• **GIVEN INSTRUCTION**
Gather every line in the records below that contains the word "name".

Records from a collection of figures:
• • • • •

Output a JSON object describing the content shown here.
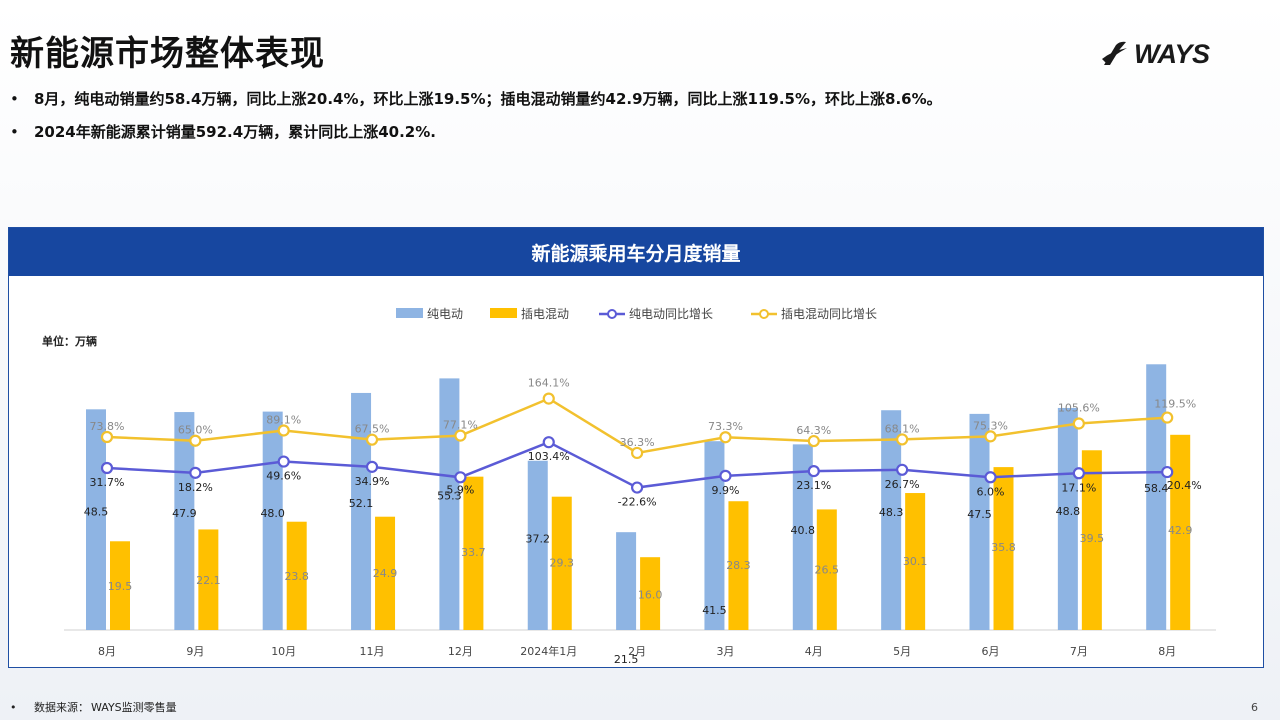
{
  "header": {
    "title": "新能源市场整体表现",
    "logo_text": "WAYS"
  },
  "bullets": [
    "8月，纯电动销量约58.4万辆，同比上涨20.4%，环比上涨19.5%；插电混动销量约42.9万辆，同比上涨119.5%，环比上涨8.6%。",
    "2024年新能源累计销量592.4万辆，累计同比上涨40.2%."
  ],
  "panel": {
    "title": "新能源乘用车分月度销量"
  },
  "footer": {
    "source_label": "数据来源：",
    "source_value": "WAYS监测零售量",
    "page_number": "6"
  },
  "colors": {
    "bev_bar": "#8eb4e3",
    "phev_bar": "#ffc000",
    "bev_line": "#5b5bd6",
    "phev_line": "#f2c12e",
    "header_blue": "#1747a0"
  },
  "chart_data": {
    "type": "bar",
    "unit_label": "单位：万辆",
    "categories": [
      "8月",
      "9月",
      "10月",
      "11月",
      "12月",
      "2024年1月",
      "2月",
      "3月",
      "4月",
      "5月",
      "6月",
      "7月",
      "8月"
    ],
    "series": [
      {
        "name": "纯电动",
        "type": "bar",
        "values": [
          48.5,
          47.9,
          48.0,
          52.1,
          55.3,
          37.2,
          21.5,
          41.5,
          40.8,
          48.3,
          47.5,
          48.8,
          58.4
        ]
      },
      {
        "name": "插电混动",
        "type": "bar",
        "values": [
          19.5,
          22.1,
          23.8,
          24.9,
          33.7,
          29.3,
          16.0,
          28.3,
          26.5,
          30.1,
          35.8,
          39.5,
          42.9
        ]
      },
      {
        "name": "纯电动同比增长",
        "type": "line",
        "values": [
          31.7,
          18.2,
          49.6,
          34.9,
          5.9,
          103.4,
          -22.6,
          9.9,
          23.1,
          26.7,
          6.0,
          17.1,
          20.4
        ]
      },
      {
        "name": "插电混动同比增长",
        "type": "line",
        "values": [
          73.8,
          65.0,
          89.1,
          67.5,
          77.1,
          164.1,
          36.3,
          73.3,
          64.3,
          68.1,
          75.3,
          105.6,
          119.5
        ]
      }
    ],
    "legend_position": "top",
    "grid": false
  }
}
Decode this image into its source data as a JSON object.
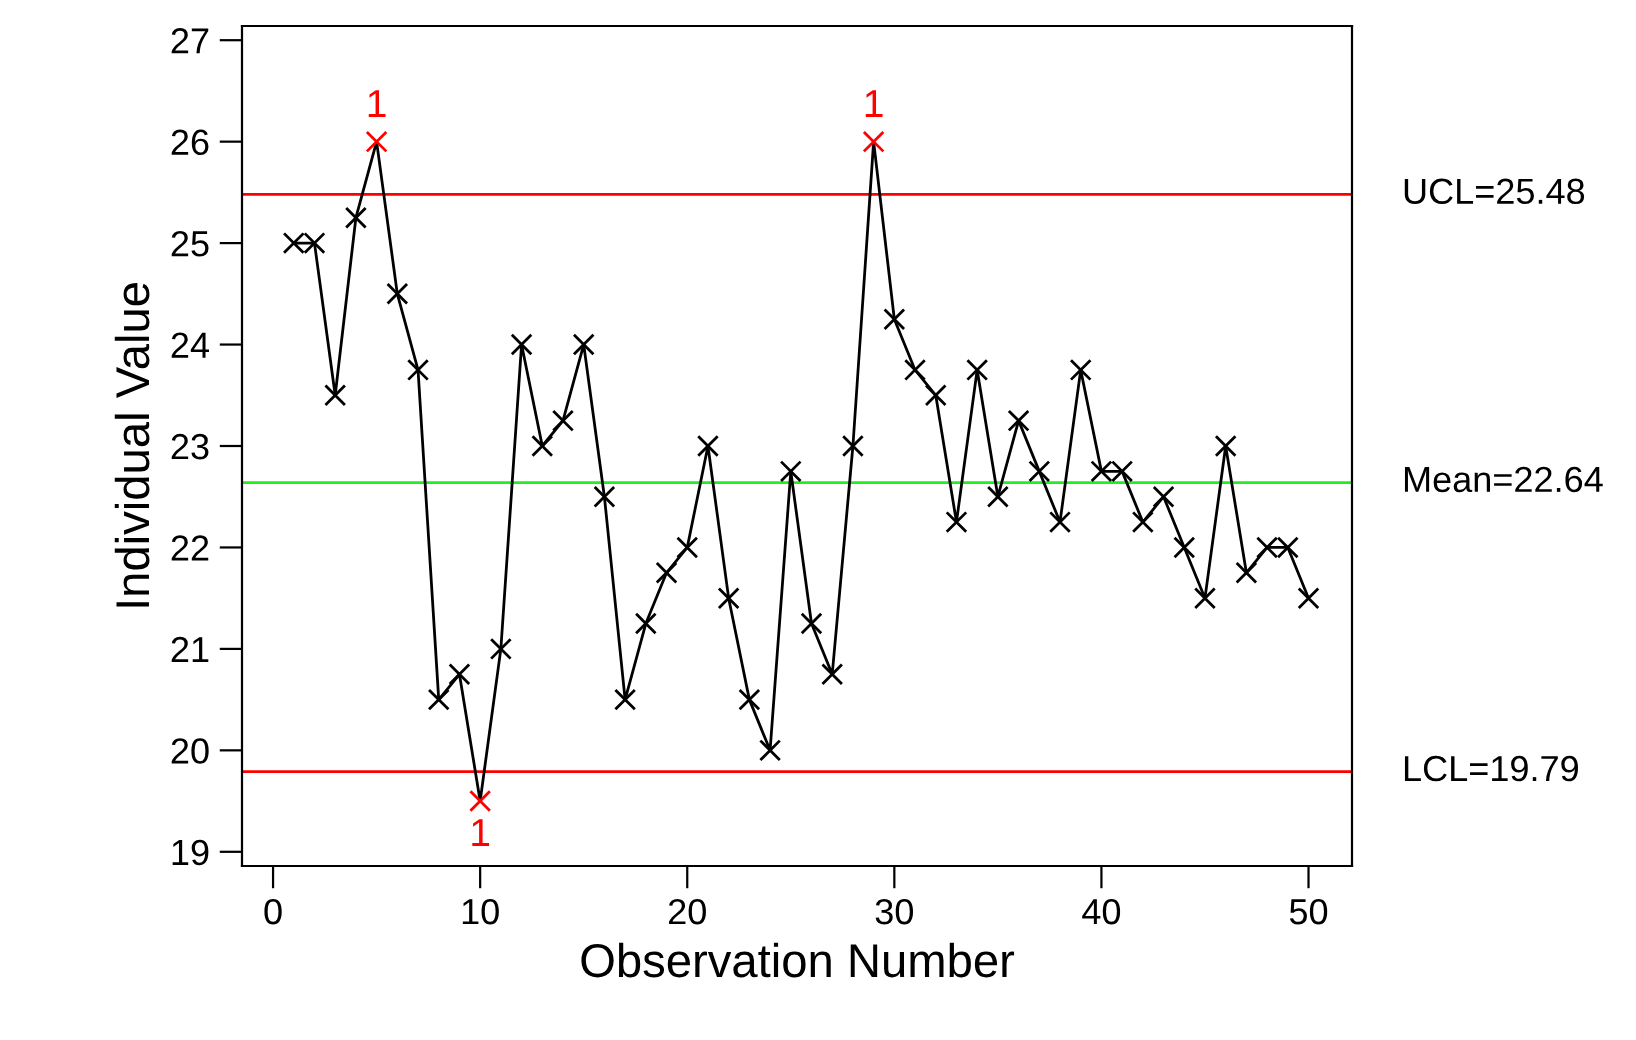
{
  "chart_data": {
    "type": "line",
    "xlabel": "Observation Number",
    "ylabel": "Individual Value",
    "x": [
      1,
      2,
      3,
      4,
      5,
      6,
      7,
      8,
      9,
      10,
      11,
      12,
      13,
      14,
      15,
      16,
      17,
      18,
      19,
      20,
      21,
      22,
      23,
      24,
      25,
      26,
      27,
      28,
      29,
      30,
      31,
      32,
      33,
      34,
      35,
      36,
      37,
      38,
      39,
      40,
      41,
      42,
      43,
      44,
      45,
      46,
      47,
      48,
      49,
      50
    ],
    "series": [
      {
        "color": "#000000",
        "values": [
          25,
          25,
          23.5,
          25.25,
          26,
          24.5,
          23.75,
          20.5,
          20.75,
          19.5,
          21,
          24,
          23,
          23.25,
          24,
          22.5,
          20.5,
          21.25,
          21.75,
          22,
          23,
          21.5,
          20.5,
          20,
          22.75,
          21.25,
          20.75,
          23,
          26,
          24.25,
          23.75,
          23.5,
          22.25,
          23.75,
          22.5,
          23.25,
          22.75,
          22.25,
          23.75,
          22.75,
          22.75,
          22.25,
          22.5,
          22,
          21.5,
          23,
          21.75,
          22,
          22,
          21.5
        ],
        "colors": [
          "#000000",
          "#000000",
          "#000000",
          "#000000",
          "#ff0000",
          "#000000",
          "#000000",
          "#000000",
          "#000000",
          "#ff0000",
          "#000000",
          "#000000",
          "#000000",
          "#000000",
          "#000000",
          "#000000",
          "#000000",
          "#000000",
          "#000000",
          "#000000",
          "#000000",
          "#000000",
          "#000000",
          "#000000",
          "#000000",
          "#000000",
          "#000000",
          "#000000",
          "#ff0000",
          "#000000",
          "#000000",
          "#000000",
          "#000000",
          "#000000",
          "#000000",
          "#000000",
          "#000000",
          "#000000",
          "#000000",
          "#000000",
          "#000000",
          "#000000",
          "#000000",
          "#000000",
          "#000000",
          "#000000",
          "#000000",
          "#000000",
          "#000000",
          "#000000"
        ]
      }
    ],
    "marker": "cross",
    "line_style": "solid",
    "xlim": [
      -1.5,
      52.1
    ],
    "xticks": [
      0,
      10,
      20,
      30,
      40,
      50
    ],
    "ylim": [
      18.86,
      27.14
    ],
    "yticks": [
      19,
      20,
      21,
      22,
      23,
      24,
      25,
      26,
      27
    ],
    "grid": false,
    "ref_lines": [
      {
        "axis": "y",
        "value": 25.48,
        "label": "UCL=25.48",
        "color": "#ff0000"
      },
      {
        "axis": "y",
        "value": 22.64,
        "label": "Mean=22.64",
        "color": "#22ee22"
      },
      {
        "axis": "y",
        "value": 19.79,
        "label": "LCL=19.79",
        "color": "#ff0000"
      }
    ],
    "annotations": [
      {
        "text": "1",
        "x": 5,
        "y": 26
      },
      {
        "text": "1",
        "x": 10,
        "y": 19.5
      },
      {
        "text": "1",
        "x": 29,
        "y": 26
      }
    ]
  }
}
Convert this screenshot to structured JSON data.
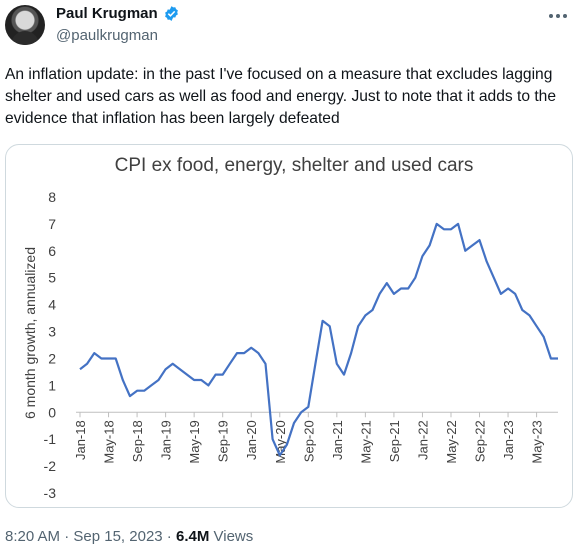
{
  "author": {
    "name": "Paul Krugman",
    "handle": "@paulkrugman",
    "verified_icon": "verified-badge-icon"
  },
  "tweet": {
    "text": "An inflation update: in the past I've focused on a measure that excludes lagging shelter and used cars as well as food and energy. Just to note that it adds to the evidence that inflation has been largely defeated"
  },
  "meta": {
    "time": "8:20 AM",
    "date": "Sep 15, 2023",
    "views_count": "6.4M",
    "views_label": "Views"
  },
  "colors": {
    "line": "#4472c4",
    "accent": "#1d9bf0"
  },
  "chart_data": {
    "type": "line",
    "title": "CPI ex food, energy, shelter and used cars",
    "ylabel": "6 month growth, annualized",
    "xlabel": "",
    "ylim": [
      -3,
      8
    ],
    "yticks": [
      -3,
      -2,
      -1,
      0,
      1,
      2,
      3,
      4,
      5,
      6,
      7,
      8
    ],
    "xticks": [
      "Jan-18",
      "May-18",
      "Sep-18",
      "Jan-19",
      "May-19",
      "Sep-19",
      "Jan-20",
      "May-20",
      "Sep-20",
      "Jan-21",
      "May-21",
      "Sep-21",
      "Jan-22",
      "May-22",
      "Sep-22",
      "Jan-23",
      "May-23"
    ],
    "grid": false,
    "series": [
      {
        "x": [
          "Jan-18",
          "Feb-18",
          "Mar-18",
          "Apr-18",
          "May-18",
          "Jun-18",
          "Jul-18",
          "Aug-18",
          "Sep-18",
          "Oct-18",
          "Nov-18",
          "Dec-18",
          "Jan-19",
          "Feb-19",
          "Mar-19",
          "Apr-19",
          "May-19",
          "Jun-19",
          "Jul-19",
          "Aug-19",
          "Sep-19",
          "Oct-19",
          "Nov-19",
          "Dec-19",
          "Jan-20",
          "Feb-20",
          "Mar-20",
          "Apr-20",
          "May-20",
          "Jun-20",
          "Jul-20",
          "Aug-20",
          "Sep-20",
          "Oct-20",
          "Nov-20",
          "Dec-20",
          "Jan-21",
          "Feb-21",
          "Mar-21",
          "Apr-21",
          "May-21",
          "Jun-21",
          "Jul-21",
          "Aug-21",
          "Sep-21",
          "Oct-21",
          "Nov-21",
          "Dec-21",
          "Jan-22",
          "Feb-22",
          "Mar-22",
          "Apr-22",
          "May-22",
          "Jun-22",
          "Jul-22",
          "Aug-22",
          "Sep-22",
          "Oct-22",
          "Nov-22",
          "Dec-22",
          "Jan-23",
          "Feb-23",
          "Mar-23",
          "Apr-23",
          "May-23",
          "Jun-23",
          "Jul-23",
          "Aug-23"
        ],
        "values": [
          1.6,
          1.8,
          2.2,
          2.0,
          2.0,
          2.0,
          1.2,
          0.6,
          0.8,
          0.8,
          1.0,
          1.2,
          1.6,
          1.8,
          1.6,
          1.4,
          1.2,
          1.2,
          1.0,
          1.4,
          1.4,
          1.8,
          2.2,
          2.2,
          2.4,
          2.2,
          1.8,
          -1.0,
          -1.6,
          -1.2,
          -0.4,
          0.0,
          0.2,
          1.8,
          3.4,
          3.2,
          1.8,
          1.4,
          2.2,
          3.2,
          3.6,
          3.8,
          4.4,
          4.8,
          4.4,
          4.6,
          4.6,
          5.0,
          5.8,
          6.2,
          7.0,
          6.8,
          6.8,
          7.0,
          6.0,
          6.2,
          6.4,
          5.6,
          5.0,
          4.4,
          4.6,
          4.4,
          3.8,
          3.6,
          3.2,
          2.8,
          2.0,
          2.0
        ]
      }
    ]
  }
}
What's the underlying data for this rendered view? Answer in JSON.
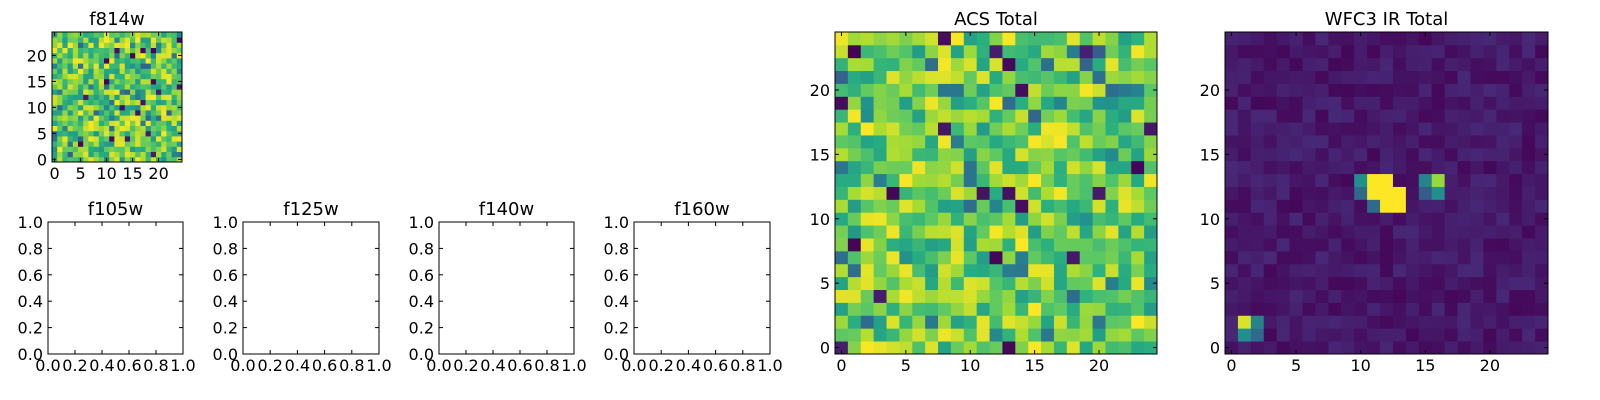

• • • • •

• **ANSWER FOR THIS EXERCISE**
        "name": "纯电动",
        "name": "插电混动",
        "name": "纯电动同比增长",
        "name": "插电混动同比增长",
    "name": "Paul Krugman",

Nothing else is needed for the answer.